TASK REQUIREMENTS -> Give the data again exactly as written, skipping any pictures.

(Data excerpts)
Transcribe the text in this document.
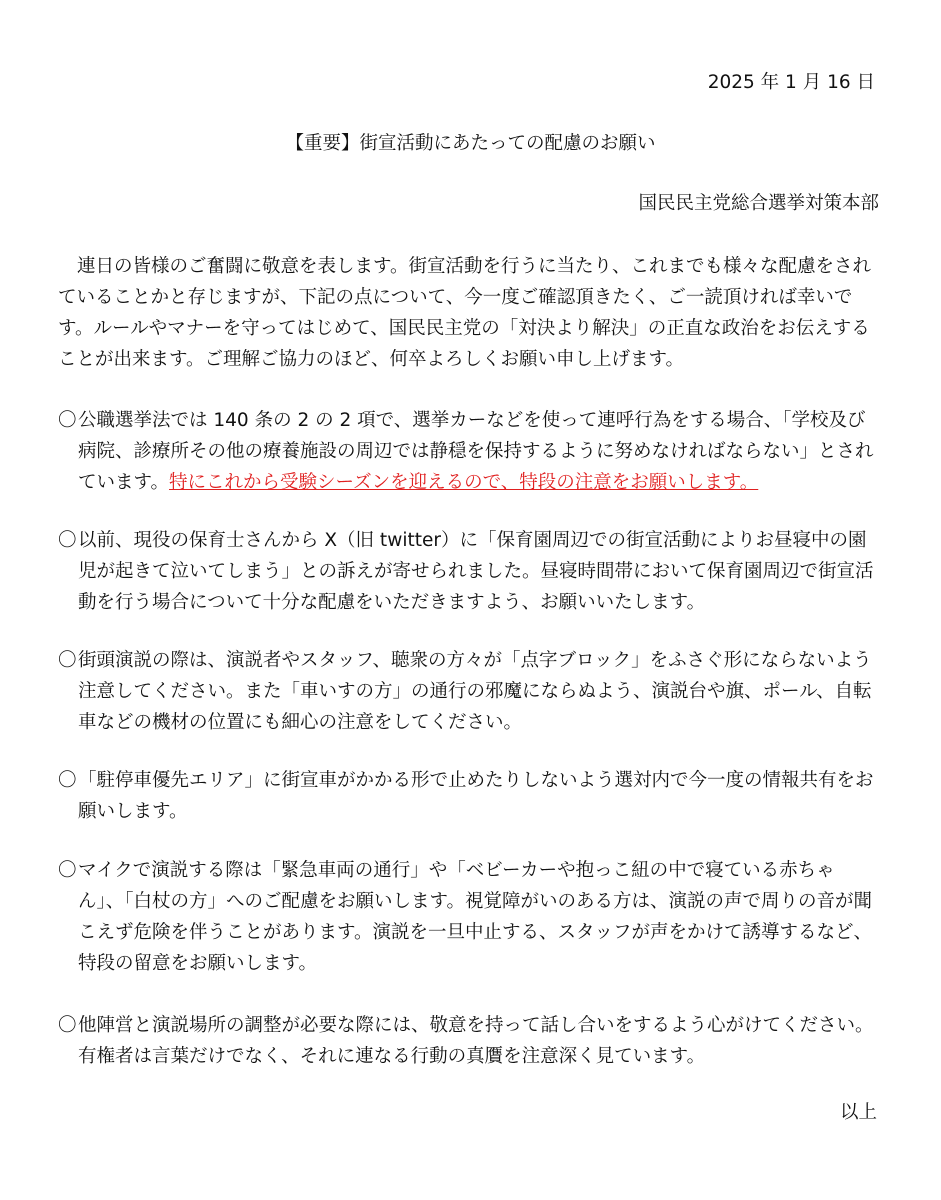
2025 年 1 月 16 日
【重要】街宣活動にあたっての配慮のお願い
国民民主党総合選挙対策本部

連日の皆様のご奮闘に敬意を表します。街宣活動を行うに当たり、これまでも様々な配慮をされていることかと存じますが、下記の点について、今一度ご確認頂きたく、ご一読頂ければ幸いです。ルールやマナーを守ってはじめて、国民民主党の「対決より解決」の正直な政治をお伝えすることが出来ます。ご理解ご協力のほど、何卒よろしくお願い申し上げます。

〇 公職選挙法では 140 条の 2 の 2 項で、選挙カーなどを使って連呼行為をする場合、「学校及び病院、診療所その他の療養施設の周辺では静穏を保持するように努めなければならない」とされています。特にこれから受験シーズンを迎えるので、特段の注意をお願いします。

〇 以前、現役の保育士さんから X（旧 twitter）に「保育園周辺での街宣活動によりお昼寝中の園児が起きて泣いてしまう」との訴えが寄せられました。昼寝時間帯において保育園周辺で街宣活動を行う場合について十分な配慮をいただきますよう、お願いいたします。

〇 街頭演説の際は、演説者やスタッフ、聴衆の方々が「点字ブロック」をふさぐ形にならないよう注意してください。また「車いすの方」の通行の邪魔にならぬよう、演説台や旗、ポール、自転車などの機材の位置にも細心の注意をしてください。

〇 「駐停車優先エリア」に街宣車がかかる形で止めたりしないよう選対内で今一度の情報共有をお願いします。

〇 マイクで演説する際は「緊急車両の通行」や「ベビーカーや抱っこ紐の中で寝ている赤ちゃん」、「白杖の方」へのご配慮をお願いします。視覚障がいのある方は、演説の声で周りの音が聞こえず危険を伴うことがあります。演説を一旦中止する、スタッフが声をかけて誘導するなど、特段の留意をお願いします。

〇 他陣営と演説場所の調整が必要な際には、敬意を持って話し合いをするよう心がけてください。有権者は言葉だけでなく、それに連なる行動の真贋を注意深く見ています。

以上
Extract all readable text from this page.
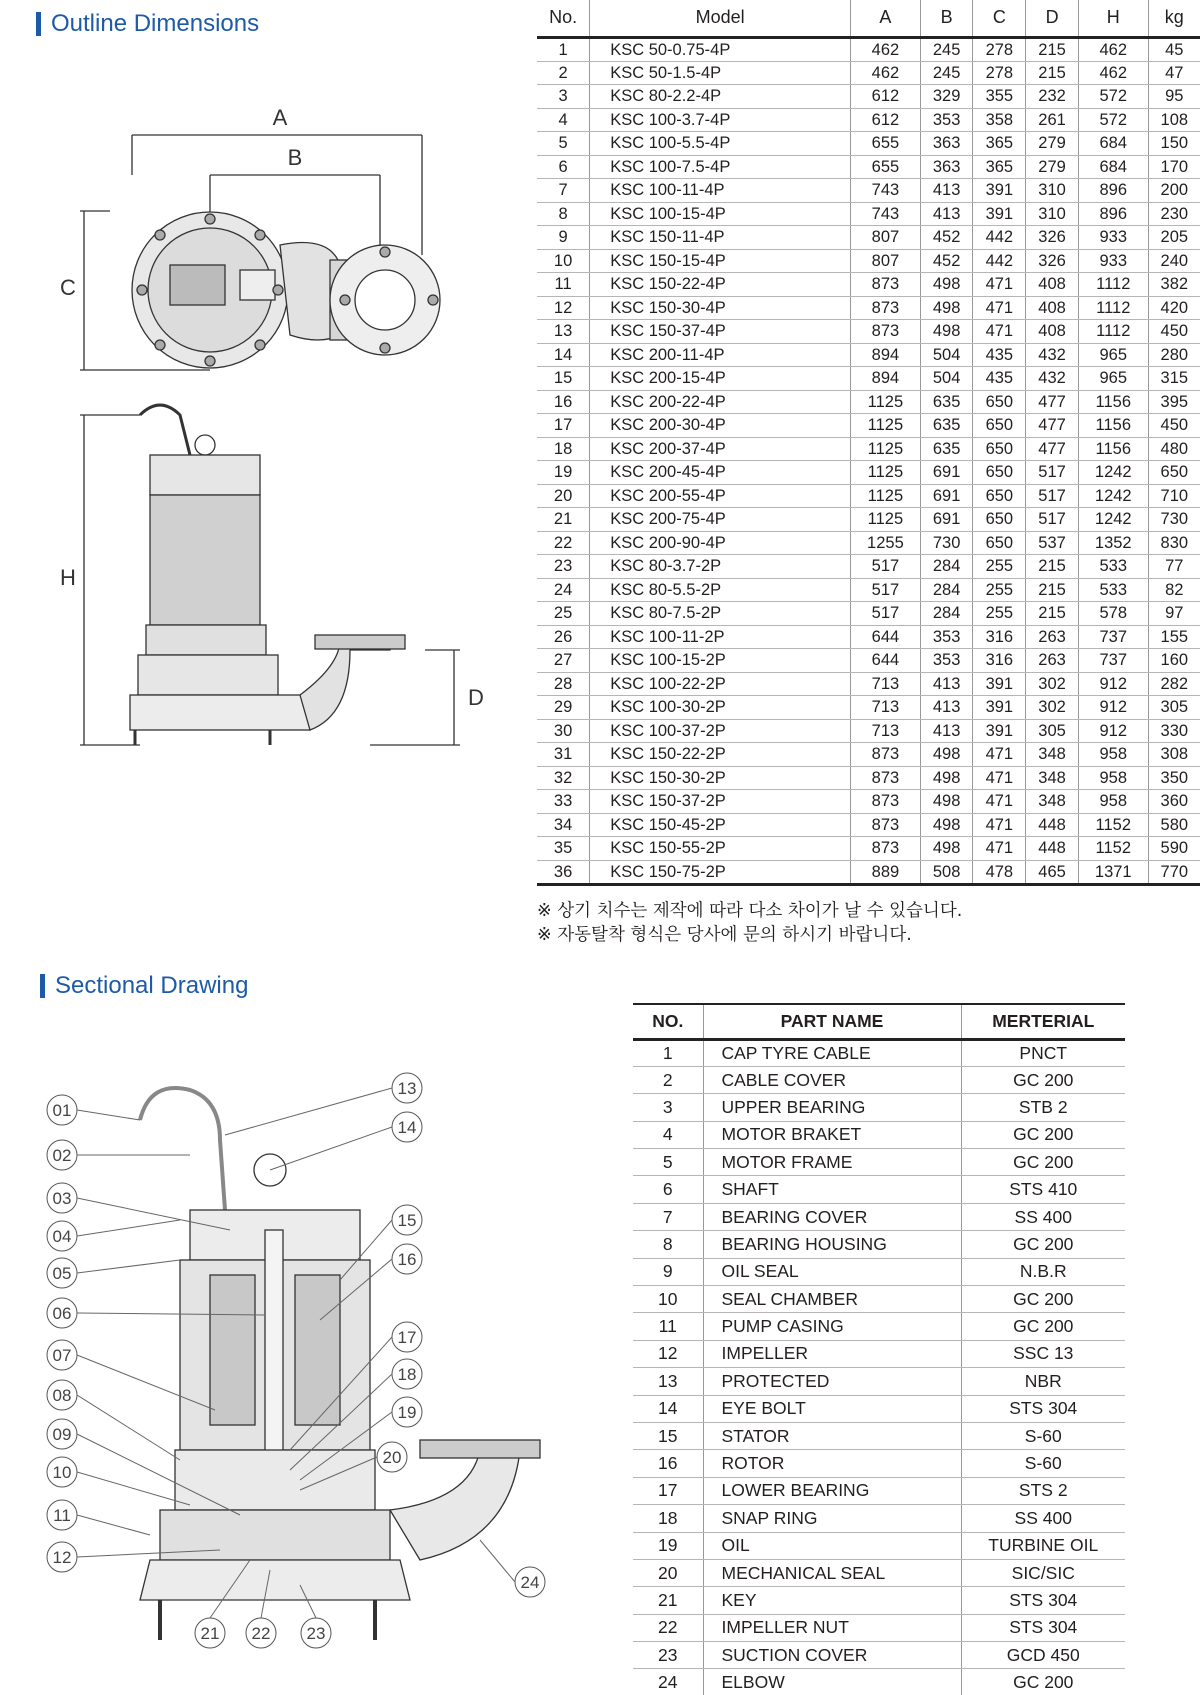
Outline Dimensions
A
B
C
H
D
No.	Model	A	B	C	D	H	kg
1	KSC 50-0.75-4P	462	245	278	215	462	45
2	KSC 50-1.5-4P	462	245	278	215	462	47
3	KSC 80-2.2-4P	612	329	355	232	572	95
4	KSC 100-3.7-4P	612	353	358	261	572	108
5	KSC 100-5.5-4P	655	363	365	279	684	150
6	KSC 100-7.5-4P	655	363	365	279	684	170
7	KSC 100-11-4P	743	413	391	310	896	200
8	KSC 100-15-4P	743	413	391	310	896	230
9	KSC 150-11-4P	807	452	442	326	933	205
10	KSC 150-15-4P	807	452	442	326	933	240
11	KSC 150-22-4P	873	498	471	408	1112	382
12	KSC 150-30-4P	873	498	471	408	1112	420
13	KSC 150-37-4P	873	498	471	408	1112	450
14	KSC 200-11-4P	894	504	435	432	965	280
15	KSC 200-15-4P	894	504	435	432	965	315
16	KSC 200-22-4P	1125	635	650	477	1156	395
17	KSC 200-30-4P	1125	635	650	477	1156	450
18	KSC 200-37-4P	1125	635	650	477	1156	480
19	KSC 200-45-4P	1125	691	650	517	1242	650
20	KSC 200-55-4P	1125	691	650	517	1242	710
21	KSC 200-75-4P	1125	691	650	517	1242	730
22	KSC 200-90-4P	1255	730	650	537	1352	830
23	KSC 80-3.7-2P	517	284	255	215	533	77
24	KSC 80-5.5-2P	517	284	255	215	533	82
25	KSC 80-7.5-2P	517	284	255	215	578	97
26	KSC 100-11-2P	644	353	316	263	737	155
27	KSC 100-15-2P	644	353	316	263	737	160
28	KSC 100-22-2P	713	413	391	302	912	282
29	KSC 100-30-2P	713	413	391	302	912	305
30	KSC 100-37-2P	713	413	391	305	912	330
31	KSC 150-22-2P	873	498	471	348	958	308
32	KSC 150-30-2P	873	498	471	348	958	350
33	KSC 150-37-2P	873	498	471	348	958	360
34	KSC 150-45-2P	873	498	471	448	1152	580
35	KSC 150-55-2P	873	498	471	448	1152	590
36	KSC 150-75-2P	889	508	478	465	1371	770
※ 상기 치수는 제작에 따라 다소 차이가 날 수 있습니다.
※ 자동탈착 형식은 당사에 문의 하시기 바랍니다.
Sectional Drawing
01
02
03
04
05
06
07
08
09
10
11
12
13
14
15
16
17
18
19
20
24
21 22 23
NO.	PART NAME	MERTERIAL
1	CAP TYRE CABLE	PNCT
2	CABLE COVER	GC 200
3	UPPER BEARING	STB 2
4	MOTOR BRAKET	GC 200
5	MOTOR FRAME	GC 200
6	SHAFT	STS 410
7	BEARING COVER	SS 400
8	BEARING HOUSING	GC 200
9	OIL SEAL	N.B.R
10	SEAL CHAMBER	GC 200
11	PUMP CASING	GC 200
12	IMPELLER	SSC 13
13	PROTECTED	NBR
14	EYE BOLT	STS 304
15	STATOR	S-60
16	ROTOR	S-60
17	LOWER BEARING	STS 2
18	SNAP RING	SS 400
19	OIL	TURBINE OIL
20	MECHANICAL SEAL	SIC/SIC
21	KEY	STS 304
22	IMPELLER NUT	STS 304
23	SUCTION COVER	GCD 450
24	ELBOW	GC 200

REPLY ->
Transcribe the text in this document.
2025 年 1 月 16 日
【重要】街宣活動にあたっての配慮のお願い
国民民主党総合選挙対策本部

連日の皆様のご奮闘に敬意を表します。街宣活動を行うに当たり、これまでも様々な配慮をされていることかと存じますが、下記の点について、今一度ご確認頂きたく、ご一読頂ければ幸いです。ルールやマナーを守ってはじめて、国民民主党の「対決より解決」の正直な政治をお伝えすることが出来ます。ご理解ご協力のほど、何卒よろしくお願い申し上げます。

〇 公職選挙法では 140 条の 2 の 2 項で、選挙カーなどを使って連呼行為をする場合、「学校及び病院、診療所その他の療養施設の周辺では静穏を保持するように努めなければならない」とされています。特にこれから受験シーズンを迎えるので、特段の注意をお願いします。

〇 以前、現役の保育士さんから X（旧 twitter）に「保育園周辺での街宣活動によりお昼寝中の園児が起きて泣いてしまう」との訴えが寄せられました。昼寝時間帯において保育園周辺で街宣活動を行う場合について十分な配慮をいただきますよう、お願いいたします。

〇 街頭演説の際は、演説者やスタッフ、聴衆の方々が「点字ブロック」をふさぐ形にならないよう注意してください。また「車いすの方」の通行の邪魔にならぬよう、演説台や旗、ポール、自転車などの機材の位置にも細心の注意をしてください。

〇 「駐停車優先エリア」に街宣車がかかる形で止めたりしないよう選対内で今一度の情報共有をお願いします。

〇 マイクで演説する際は「緊急車両の通行」や「ベビーカーや抱っこ紐の中で寝ている赤ちゃん」、「白杖の方」へのご配慮をお願いします。視覚障がいのある方は、演説の声で周りの音が聞こえず危険を伴うことがあります。演説を一旦中止する、スタッフが声をかけて誘導するなど、特段の留意をお願いします。

〇 他陣営と演説場所の調整が必要な際には、敬意を持って話し合いをするよう心がけてください。有権者は言葉だけでなく、それに連なる行動の真贋を注意深く見ています。

以上
Extract all readable text from this page.
Outline Dimensions
A
B
C
H
D
No.	Model	A	B	C	D	H	kg
1	KSC 50-0.75-4P	462	245	278	215	462	45
2	KSC 50-1.5-4P	462	245	278	215	462	47
3	KSC 80-2.2-4P	612	329	355	232	572	95
4	KSC 100-3.7-4P	612	353	358	261	572	108
5	KSC 100-5.5-4P	655	363	365	279	684	150
6	KSC 100-7.5-4P	655	363	365	279	684	170
7	KSC 100-11-4P	743	413	391	310	896	200
8	KSC 100-15-4P	743	413	391	310	896	230
9	KSC 150-11-4P	807	452	442	326	933	205
10	KSC 150-15-4P	807	452	442	326	933	240
11	KSC 150-22-4P	873	498	471	408	1112	382
12	KSC 150-30-4P	873	498	471	408	1112	420
13	KSC 150-37-4P	873	498	471	408	1112	450
14	KSC 200-11-4P	894	504	435	432	965	280
15	KSC 200-15-4P	894	504	435	432	965	315
16	KSC 200-22-4P	1125	635	650	477	1156	395
17	KSC 200-30-4P	1125	635	650	477	1156	450
18	KSC 200-37-4P	1125	635	650	477	1156	480
19	KSC 200-45-4P	1125	691	650	517	1242	650
20	KSC 200-55-4P	1125	691	650	517	1242	710
21	KSC 200-75-4P	1125	691	650	517	1242	730
22	KSC 200-90-4P	1255	730	650	537	1352	830
23	KSC 80-3.7-2P	517	284	255	215	533	77
24	KSC 80-5.5-2P	517	284	255	215	533	82
25	KSC 80-7.5-2P	517	284	255	215	578	97
26	KSC 100-11-2P	644	353	316	263	737	155
27	KSC 100-15-2P	644	353	316	263	737	160
28	KSC 100-22-2P	713	413	391	302	912	282
29	KSC 100-30-2P	713	413	391	302	912	305
30	KSC 100-37-2P	713	413	391	305	912	330
31	KSC 150-22-2P	873	498	471	348	958	308
32	KSC 150-30-2P	873	498	471	348	958	350
33	KSC 150-37-2P	873	498	471	348	958	360
34	KSC 150-45-2P	873	498	471	448	1152	580
35	KSC 150-55-2P	873	498	471	448	1152	590
36	KSC 150-75-2P	889	508	478	465	1371	770
※ 상기 치수는 제작에 따라 다소 차이가 날 수 있습니다.
※ 자동탈착 형식은 당사에 문의 하시기 바랍니다.
Sectional Drawing
01
02
03
04
05
06
07
08
09
10
11
12
13
14
15
16
17
18
19
20
24
21 22 23
NO.	PART NAME	MERTERIAL
1	CAP TYRE CABLE	PNCT
2	CABLE COVER	GC 200
3	UPPER BEARING	STB 2
4	MOTOR BRAKET	GC 200
5	MOTOR FRAME	GC 200
6	SHAFT	STS 410
7	BEARING COVER	SS 400
8	BEARING HOUSING	GC 200
9	OIL SEAL	N.B.R
10	SEAL CHAMBER	GC 200
11	PUMP CASING	GC 200
12	IMPELLER	SSC 13
13	PROTECTED	NBR
14	EYE BOLT	STS 304
15	STATOR	S-60
16	ROTOR	S-60
17	LOWER BEARING	STS 2
18	SNAP RING	SS 400
19	OIL	TURBINE OIL
20	MECHANICAL SEAL	SIC/SIC
21	KEY	STS 304
22	IMPELLER NUT	STS 304
23	SUCTION COVER	GCD 450
24	ELBOW	GC 200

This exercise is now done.